- Goal -
Find the word "about" in the records below. List each line containing it.

──────── Information shown ────────

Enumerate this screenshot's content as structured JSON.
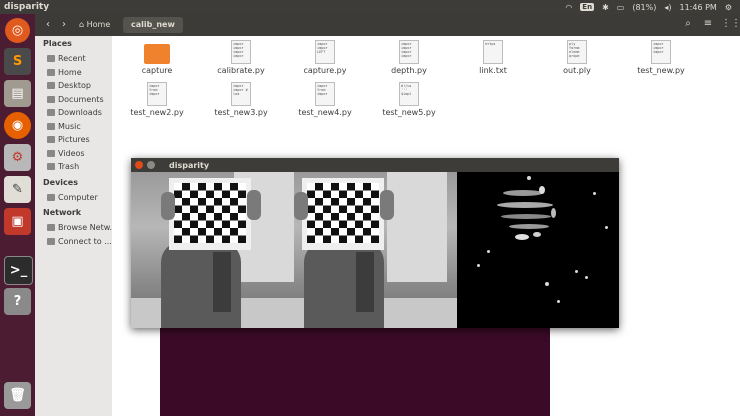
{
  "topbar": {
    "title": "disparity",
    "keyboard": "En",
    "battery": "(81%)",
    "clock": "11:46 PM"
  },
  "launcher": {
    "icons": [
      "ubuntu-icon",
      "sublime-icon",
      "files-icon",
      "firefox-icon",
      "settings-icon",
      "text-editor-icon",
      "system-monitor-icon",
      "terminal-icon",
      "help-icon",
      "trash-icon"
    ]
  },
  "toolbar": {
    "back": "‹",
    "forward": "›",
    "home_label": "Home",
    "current": "calib_new",
    "search_icon": "⌕",
    "menu_icon": "≡",
    "grid_icon": "⋮⋮"
  },
  "sidebar": {
    "places_header": "Places",
    "places": [
      "Recent",
      "Home",
      "Desktop",
      "Documents",
      "Downloads",
      "Music",
      "Pictures",
      "Videos",
      "Trash"
    ],
    "devices_header": "Devices",
    "devices": [
      "Computer"
    ],
    "network_header": "Network",
    "network": [
      "Browse Netw...",
      "Connect to ..."
    ]
  },
  "files": [
    {
      "name": "capture",
      "kind": "folder",
      "preview": ""
    },
    {
      "name": "calibrate.py",
      "kind": "doc",
      "preview": "impor impor impor impor"
    },
    {
      "name": "capture.py",
      "kind": "doc",
      "preview": "impor impor LEFT"
    },
    {
      "name": "depth.py",
      "kind": "doc",
      "preview": "impor impor impor impor"
    },
    {
      "name": "link.txt",
      "kind": "doc",
      "preview": "https"
    },
    {
      "name": "out.ply",
      "kind": "doc",
      "preview": "ply forma eleme prope"
    },
    {
      "name": "test_new.py",
      "kind": "doc",
      "preview": "impor impor impor"
    },
    {
      "name": "test_new2.py",
      "kind": "doc",
      "preview": "impor from impor"
    },
    {
      "name": "test_new3.py",
      "kind": "doc",
      "preview": "impor impor # loa"
    },
    {
      "name": "test_new4.py",
      "kind": "doc",
      "preview": "impor from impor"
    },
    {
      "name": "test_new5.py",
      "kind": "doc",
      "preview": "#!/us ''' $impl"
    }
  ],
  "disparity_window": {
    "title": "disparity"
  },
  "colors": {
    "launcher": "#4c1c33",
    "topbar": "#3d3c38",
    "folder": "#f0822e",
    "close": "#df4a16"
  }
}
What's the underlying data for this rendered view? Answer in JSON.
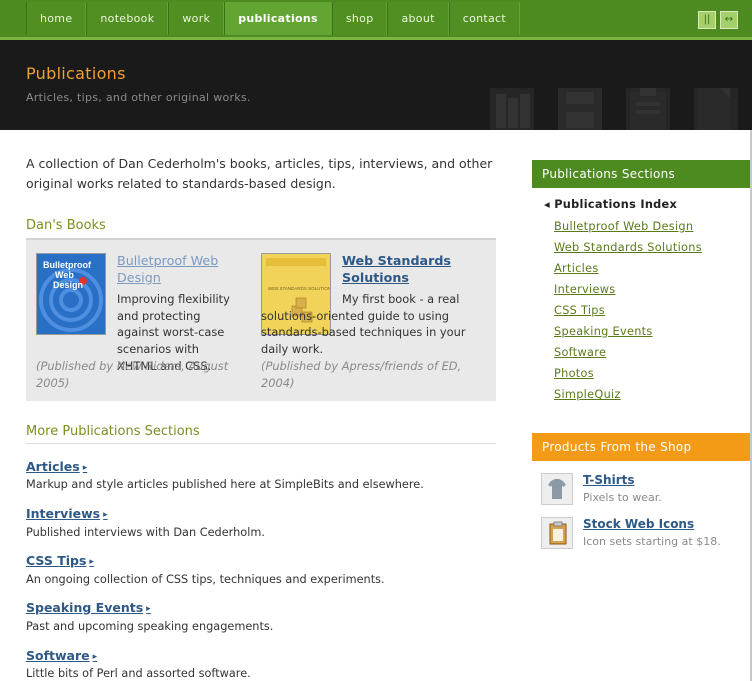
{
  "nav": {
    "items": [
      {
        "label": "home",
        "active": false
      },
      {
        "label": "notebook",
        "active": false
      },
      {
        "label": "work",
        "active": false
      },
      {
        "label": "publications",
        "active": true
      },
      {
        "label": "shop",
        "active": false
      },
      {
        "label": "about",
        "active": false
      },
      {
        "label": "contact",
        "active": false
      }
    ],
    "toggles": [
      {
        "icon": "narrow-layout-icon",
        "glyph": "||"
      },
      {
        "icon": "wide-layout-icon",
        "glyph": "↔"
      }
    ],
    "colors": {
      "bar": "#4d8a1f",
      "active": "#62a532"
    }
  },
  "header": {
    "title": "Publications",
    "subtitle": "Articles, tips, and other original works.",
    "title_color": "#f0a02f"
  },
  "main": {
    "intro": "A collection of Dan Cederholm's books, articles, tips, interviews, and other original works related to standards-based design.",
    "books_heading": "Dan's Books",
    "books": [
      {
        "title": "Bulletproof Web Design",
        "desc": "Improving flexibility and protecting against worst-case scenarios with XHTML and CSS.",
        "meta": "(Published by New Riders, August 2005)",
        "cover_title": "Bulletproof Web Design"
      },
      {
        "title": "Web Standards Solutions",
        "desc": "My first book - a real solutions-oriented guide to using standards-based techniques in your daily work.",
        "meta": "(Published by Apress/friends of ED, 2004)",
        "cover_title": "WEB STANDARDS SOLUTIONS"
      }
    ],
    "more_heading": "More Publications Sections",
    "sections": [
      {
        "title": "Articles",
        "desc": "Markup and style articles published here at SimpleBits and elsewhere."
      },
      {
        "title": "Interviews",
        "desc": "Published interviews with Dan Cederholm."
      },
      {
        "title": "CSS Tips",
        "desc": "An ongoing collection of CSS tips, techniques and experiments."
      },
      {
        "title": "Speaking Events",
        "desc": "Past and upcoming speaking engagements."
      },
      {
        "title": "Software",
        "desc": "Little bits of Perl and assorted software."
      }
    ]
  },
  "sidebar": {
    "sections_heading": "Publications Sections",
    "links": [
      {
        "label": "Publications Index",
        "current": true
      },
      {
        "label": "Bulletproof Web Design"
      },
      {
        "label": "Web Standards Solutions"
      },
      {
        "label": "Articles"
      },
      {
        "label": "Interviews"
      },
      {
        "label": "CSS Tips"
      },
      {
        "label": "Speaking Events"
      },
      {
        "label": "Software"
      },
      {
        "label": "Photos"
      },
      {
        "label": "SimpleQuiz"
      }
    ],
    "shop_heading": "Products From the Shop",
    "products": [
      {
        "title": "T-Shirts",
        "sub": "Pixels to wear.",
        "icon": "tshirt-icon"
      },
      {
        "title": "Stock Web Icons",
        "sub": "Icon sets starting at $18.",
        "icon": "clipboard-icon"
      }
    ]
  }
}
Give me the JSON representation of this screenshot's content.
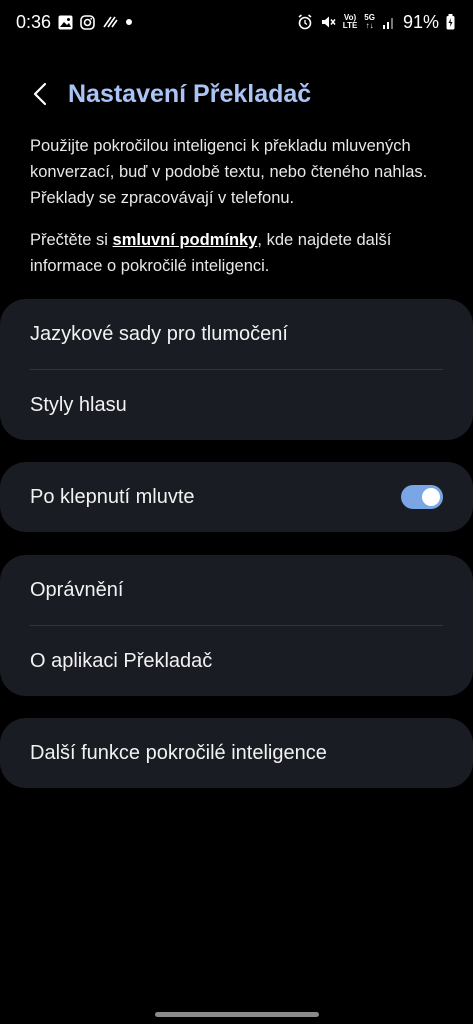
{
  "status_bar": {
    "time": "0:36",
    "network_top": "Vo)",
    "network_bottom": "LTE",
    "gen_top": "5G",
    "gen_bottom": "↑↓",
    "battery": "91%"
  },
  "header": {
    "title": "Nastavení Překladač"
  },
  "description": {
    "paragraph1": "Použijte pokročilou inteligenci k překladu mluvených konverzací, buď v podobě textu, nebo čteného nahlas. Překlady se zpracovávají v telefonu.",
    "paragraph2_prefix": "Přečtěte si ",
    "paragraph2_link": "smluvní podmínky",
    "paragraph2_suffix": ", kde najdete další informace o pokročilé inteligenci."
  },
  "settings": {
    "group1": {
      "language_packs": "Jazykové sady pro tlumočení",
      "voice_styles": "Styly hlasu"
    },
    "group2": {
      "tap_to_speak": "Po klepnutí mluvte",
      "tap_to_speak_enabled": true
    },
    "group3": {
      "permissions": "Oprávnění",
      "about": "O aplikaci Překladač"
    },
    "group4": {
      "more_features": "Další funkce pokročilé inteligence"
    }
  },
  "colors": {
    "accent": "#a9c4f5",
    "toggle_on": "#7aa6e6",
    "card_bg": "#1a1c23"
  }
}
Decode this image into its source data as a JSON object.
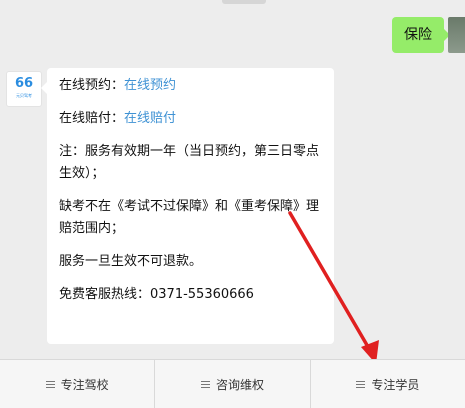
{
  "user_message": {
    "text": "保险"
  },
  "bot_message": {
    "avatar_number": "66",
    "avatar_sub": "元贝驾考",
    "booking_label": "在线预约：",
    "booking_link": "在线预约",
    "claim_label": "在线赔付：",
    "claim_link": "在线赔付",
    "note": "注：服务有效期一年（当日预约，第三日零点生效）；",
    "exclusion": "缺考不在《考试不过保障》和《重考保障》理赔范围内；",
    "refund": "服务一旦生效不可退款。",
    "hotline": "免费客服热线：0371-55360666"
  },
  "menu": {
    "items": [
      {
        "label": "专注驾校"
      },
      {
        "label": "咨询维权"
      },
      {
        "label": "专注学员"
      }
    ]
  },
  "colors": {
    "user_bubble": "#95ec69",
    "link": "#3f92d4",
    "arrow": "#e02020"
  }
}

────────

- Response to this task -
        "label": "about",
      "about": "O aplikaci Překladač"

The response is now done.